(What this task involves): Extract all data as written.

<<<<

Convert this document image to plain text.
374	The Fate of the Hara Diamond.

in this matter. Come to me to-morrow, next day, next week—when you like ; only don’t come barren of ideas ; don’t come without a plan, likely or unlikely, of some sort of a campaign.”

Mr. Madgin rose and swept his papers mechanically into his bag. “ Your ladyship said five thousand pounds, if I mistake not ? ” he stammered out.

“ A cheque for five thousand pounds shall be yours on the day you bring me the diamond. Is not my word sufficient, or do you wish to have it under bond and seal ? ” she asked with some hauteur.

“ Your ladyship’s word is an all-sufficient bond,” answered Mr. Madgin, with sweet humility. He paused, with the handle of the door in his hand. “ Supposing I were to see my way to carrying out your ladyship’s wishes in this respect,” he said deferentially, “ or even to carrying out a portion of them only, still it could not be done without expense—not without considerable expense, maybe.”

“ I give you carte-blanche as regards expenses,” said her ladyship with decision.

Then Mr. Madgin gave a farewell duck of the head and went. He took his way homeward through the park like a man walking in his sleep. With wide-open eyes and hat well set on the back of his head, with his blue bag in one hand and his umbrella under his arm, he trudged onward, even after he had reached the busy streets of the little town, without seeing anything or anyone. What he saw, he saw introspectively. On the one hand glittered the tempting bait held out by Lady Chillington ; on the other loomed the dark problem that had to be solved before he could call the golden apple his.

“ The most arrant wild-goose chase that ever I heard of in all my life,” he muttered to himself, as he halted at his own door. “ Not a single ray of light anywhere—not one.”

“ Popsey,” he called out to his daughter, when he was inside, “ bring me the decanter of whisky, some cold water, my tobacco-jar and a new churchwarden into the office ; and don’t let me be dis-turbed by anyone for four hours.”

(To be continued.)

>>>>

(Full output):
Convert this document image to plain text.
374	The Fate of the Hara Diamond.

in this matter. Come to me to-morrow, next day, next week—when you like ; only don’t come barren of ideas ; don’t come without a plan, likely or unlikely, of some sort of a campaign.”

Mr. Madgin rose and swept his papers mechanically into his bag. “ Your ladyship said five thousand pounds, if I mistake not ? ” he stammered out.

“ A cheque for five thousand pounds shall be yours on the day you bring me the diamond. Is not my word sufficient, or do you wish to have it under bond and seal ? ” she asked with some hauteur.

“ Your ladyship’s word is an all-sufficient bond,” answered Mr. Madgin, with sweet humility. He paused, with the handle of the door in his hand. “ Supposing I were to see my way to carrying out your ladyship’s wishes in this respect,” he said deferentially, “ or even to carrying out a portion of them only, still it could not be done without expense—not without considerable expense, maybe.”

“ I give you carte-blanche as regards expenses,” said her ladyship with decision.

Then Mr. Madgin gave a farewell duck of the head and went. He took his way homeward through the park like a man walking in his sleep. With wide-open eyes and hat well set on the back of his head, with his blue bag in one hand and his umbrella under his arm, he trudged onward, even after he had reached the busy streets of the little town, without seeing anything or anyone. What he saw, he saw introspectively. On the one hand glittered the tempting bait held out by Lady Chillington ; on the other loomed the dark problem that had to be solved before he could call the golden apple his.

“ The most arrant wild-goose chase that ever I heard of in all my life,” he muttered to himself, as he halted at his own door. “ Not a single ray of light anywhere—not one.”

“ Popsey,” he called out to his daughter, when he was inside, “ bring me the decanter of whisky, some cold water, my tobacco-jar and a new churchwarden into the office ; and don’t let me be dis-turbed by anyone for four hours.”

(To be continued.)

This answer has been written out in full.